== Data provided

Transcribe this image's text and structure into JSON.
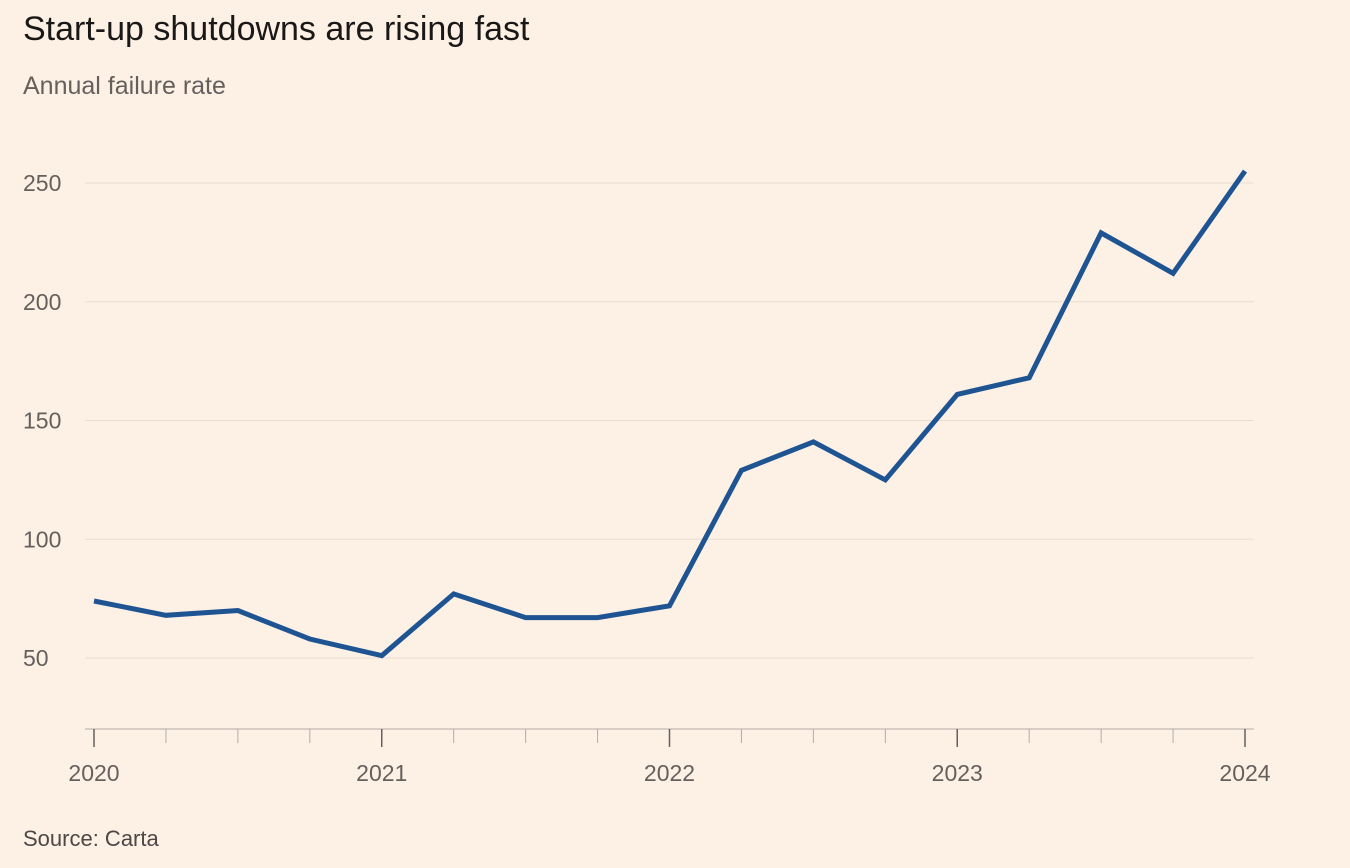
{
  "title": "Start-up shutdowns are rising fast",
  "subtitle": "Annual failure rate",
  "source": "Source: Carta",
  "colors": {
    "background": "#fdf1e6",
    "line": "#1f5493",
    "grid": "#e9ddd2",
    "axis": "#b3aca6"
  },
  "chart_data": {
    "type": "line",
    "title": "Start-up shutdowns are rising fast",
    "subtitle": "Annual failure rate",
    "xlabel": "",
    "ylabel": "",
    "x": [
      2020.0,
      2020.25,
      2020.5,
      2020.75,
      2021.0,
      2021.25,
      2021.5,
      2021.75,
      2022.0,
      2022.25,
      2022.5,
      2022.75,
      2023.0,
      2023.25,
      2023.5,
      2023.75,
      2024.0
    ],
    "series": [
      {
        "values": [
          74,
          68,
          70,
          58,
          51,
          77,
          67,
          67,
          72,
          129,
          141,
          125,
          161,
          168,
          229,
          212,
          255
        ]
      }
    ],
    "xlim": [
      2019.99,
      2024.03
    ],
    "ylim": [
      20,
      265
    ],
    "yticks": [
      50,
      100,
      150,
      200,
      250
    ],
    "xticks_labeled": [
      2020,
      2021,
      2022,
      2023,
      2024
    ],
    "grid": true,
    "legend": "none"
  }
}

====

_Exercise prompt_
Using the records above, pull out each line where the word "shutdowns" occurs.

_Expected answer_
  "title": "Start-up shutdowns are rising fast",
    "title": "Start-up shutdowns are rising fast",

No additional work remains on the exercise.